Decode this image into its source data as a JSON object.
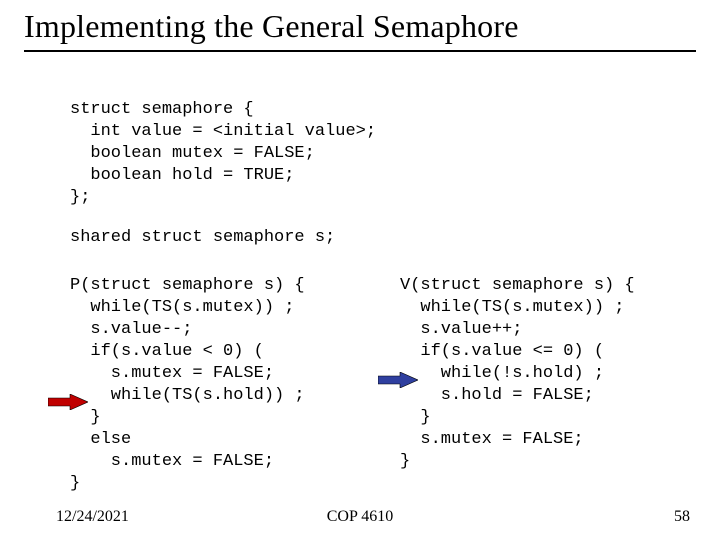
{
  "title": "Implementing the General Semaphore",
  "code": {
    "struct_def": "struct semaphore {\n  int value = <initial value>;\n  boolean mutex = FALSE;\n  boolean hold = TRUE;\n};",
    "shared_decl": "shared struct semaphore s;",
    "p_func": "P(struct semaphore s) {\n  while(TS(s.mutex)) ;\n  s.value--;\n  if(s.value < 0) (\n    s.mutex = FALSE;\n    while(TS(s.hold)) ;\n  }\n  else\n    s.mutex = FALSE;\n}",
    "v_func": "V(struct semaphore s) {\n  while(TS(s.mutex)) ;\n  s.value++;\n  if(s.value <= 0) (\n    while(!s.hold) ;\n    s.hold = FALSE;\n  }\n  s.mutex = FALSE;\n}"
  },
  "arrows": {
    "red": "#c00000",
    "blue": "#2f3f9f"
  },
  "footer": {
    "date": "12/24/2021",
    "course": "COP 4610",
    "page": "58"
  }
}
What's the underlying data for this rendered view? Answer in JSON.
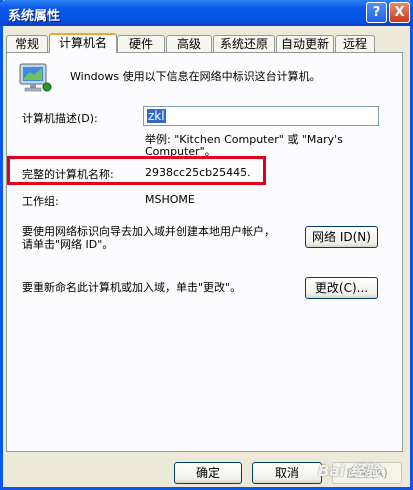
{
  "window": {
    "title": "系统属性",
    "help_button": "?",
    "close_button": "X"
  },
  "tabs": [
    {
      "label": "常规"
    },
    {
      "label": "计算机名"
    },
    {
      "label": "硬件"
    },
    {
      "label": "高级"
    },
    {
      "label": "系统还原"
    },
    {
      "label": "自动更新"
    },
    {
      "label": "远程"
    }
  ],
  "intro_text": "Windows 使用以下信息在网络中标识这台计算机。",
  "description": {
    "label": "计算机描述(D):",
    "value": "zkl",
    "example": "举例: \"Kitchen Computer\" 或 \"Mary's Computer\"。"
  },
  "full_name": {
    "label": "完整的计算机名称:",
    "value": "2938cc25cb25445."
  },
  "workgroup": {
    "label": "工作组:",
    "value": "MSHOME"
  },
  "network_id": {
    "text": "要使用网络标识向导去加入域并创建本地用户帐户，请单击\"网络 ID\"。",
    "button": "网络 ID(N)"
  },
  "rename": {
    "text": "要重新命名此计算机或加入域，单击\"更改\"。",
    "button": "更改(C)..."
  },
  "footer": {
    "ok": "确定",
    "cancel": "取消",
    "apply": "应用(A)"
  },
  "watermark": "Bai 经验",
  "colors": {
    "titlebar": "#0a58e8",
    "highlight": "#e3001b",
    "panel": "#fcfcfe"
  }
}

What needs to be done:
Pictures stay out of the copy; please restate every record above exactly.

Output for this task:
Decode this image into its source data as a JSON object.
{
  "title": "Implementing the General Semaphore",
  "code": {
    "struct_def": "struct semaphore {\n  int value = <initial value>;\n  boolean mutex = FALSE;\n  boolean hold = TRUE;\n};",
    "shared_decl": "shared struct semaphore s;",
    "p_func": "P(struct semaphore s) {\n  while(TS(s.mutex)) ;\n  s.value--;\n  if(s.value < 0) (\n    s.mutex = FALSE;\n    while(TS(s.hold)) ;\n  }\n  else\n    s.mutex = FALSE;\n}",
    "v_func": "V(struct semaphore s) {\n  while(TS(s.mutex)) ;\n  s.value++;\n  if(s.value <= 0) (\n    while(!s.hold) ;\n    s.hold = FALSE;\n  }\n  s.mutex = FALSE;\n}"
  },
  "arrows": {
    "red": "#c00000",
    "blue": "#2f3f9f"
  },
  "footer": {
    "date": "12/24/2021",
    "course": "COP 4610",
    "page": "58"
  }
}
What's the underlying data for this rendered view? Answer in JSON.
{
  "window": {
    "title": "系统属性",
    "help_button": "?",
    "close_button": "X"
  },
  "tabs": [
    {
      "label": "常规"
    },
    {
      "label": "计算机名"
    },
    {
      "label": "硬件"
    },
    {
      "label": "高级"
    },
    {
      "label": "系统还原"
    },
    {
      "label": "自动更新"
    },
    {
      "label": "远程"
    }
  ],
  "intro_text": "Windows 使用以下信息在网络中标识这台计算机。",
  "description": {
    "label": "计算机描述(D):",
    "value": "zkl",
    "example": "举例: \"Kitchen Computer\" 或 \"Mary's Computer\"。"
  },
  "full_name": {
    "label": "完整的计算机名称:",
    "value": "2938cc25cb25445."
  },
  "workgroup": {
    "label": "工作组:",
    "value": "MSHOME"
  },
  "network_id": {
    "text": "要使用网络标识向导去加入域并创建本地用户帐户，请单击\"网络 ID\"。",
    "button": "网络 ID(N)"
  },
  "rename": {
    "text": "要重新命名此计算机或加入域，单击\"更改\"。",
    "button": "更改(C)..."
  },
  "footer": {
    "ok": "确定",
    "cancel": "取消",
    "apply": "应用(A)"
  },
  "watermark": "Bai 经验",
  "colors": {
    "titlebar": "#0a58e8",
    "highlight": "#e3001b",
    "panel": "#fcfcfe"
  }
}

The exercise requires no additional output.